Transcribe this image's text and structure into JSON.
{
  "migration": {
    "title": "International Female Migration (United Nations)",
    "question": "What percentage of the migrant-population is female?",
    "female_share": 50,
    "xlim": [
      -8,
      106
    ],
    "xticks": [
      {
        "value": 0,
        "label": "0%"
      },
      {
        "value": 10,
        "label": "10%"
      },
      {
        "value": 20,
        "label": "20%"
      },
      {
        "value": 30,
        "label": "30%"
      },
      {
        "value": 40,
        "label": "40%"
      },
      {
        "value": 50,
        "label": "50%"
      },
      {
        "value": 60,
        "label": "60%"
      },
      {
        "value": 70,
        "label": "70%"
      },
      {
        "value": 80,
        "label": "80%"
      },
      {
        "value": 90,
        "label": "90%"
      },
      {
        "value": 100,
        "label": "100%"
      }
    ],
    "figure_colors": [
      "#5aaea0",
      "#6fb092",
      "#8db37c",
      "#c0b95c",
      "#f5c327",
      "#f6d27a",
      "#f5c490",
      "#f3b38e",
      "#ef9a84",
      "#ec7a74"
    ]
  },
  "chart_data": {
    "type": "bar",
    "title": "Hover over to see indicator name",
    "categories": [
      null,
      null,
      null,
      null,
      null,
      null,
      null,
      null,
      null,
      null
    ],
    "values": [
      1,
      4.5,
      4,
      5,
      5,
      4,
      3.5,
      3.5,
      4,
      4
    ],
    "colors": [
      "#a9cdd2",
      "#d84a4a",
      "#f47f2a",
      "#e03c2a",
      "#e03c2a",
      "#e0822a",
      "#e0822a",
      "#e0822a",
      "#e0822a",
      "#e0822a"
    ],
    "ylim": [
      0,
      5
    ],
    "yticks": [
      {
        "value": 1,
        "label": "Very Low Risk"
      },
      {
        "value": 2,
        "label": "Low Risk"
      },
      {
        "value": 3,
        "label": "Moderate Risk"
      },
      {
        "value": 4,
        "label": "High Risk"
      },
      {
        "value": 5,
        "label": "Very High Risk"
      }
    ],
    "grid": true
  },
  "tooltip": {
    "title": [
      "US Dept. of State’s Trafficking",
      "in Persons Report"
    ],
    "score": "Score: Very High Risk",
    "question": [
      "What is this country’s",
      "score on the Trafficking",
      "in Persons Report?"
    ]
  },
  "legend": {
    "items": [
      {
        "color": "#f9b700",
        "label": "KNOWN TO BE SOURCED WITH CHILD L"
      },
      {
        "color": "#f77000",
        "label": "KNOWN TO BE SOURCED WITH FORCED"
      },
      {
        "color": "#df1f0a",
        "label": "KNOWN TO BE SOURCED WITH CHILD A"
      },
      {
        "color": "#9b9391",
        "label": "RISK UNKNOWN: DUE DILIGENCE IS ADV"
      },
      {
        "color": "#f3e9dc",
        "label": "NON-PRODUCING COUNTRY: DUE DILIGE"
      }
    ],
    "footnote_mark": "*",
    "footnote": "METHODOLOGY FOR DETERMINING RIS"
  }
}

════════

WRITTEN TASK:
The word "Report" appears in how many lines of the data? Answer with only the number.

ANSWER FOR THIS EXERCISE:
2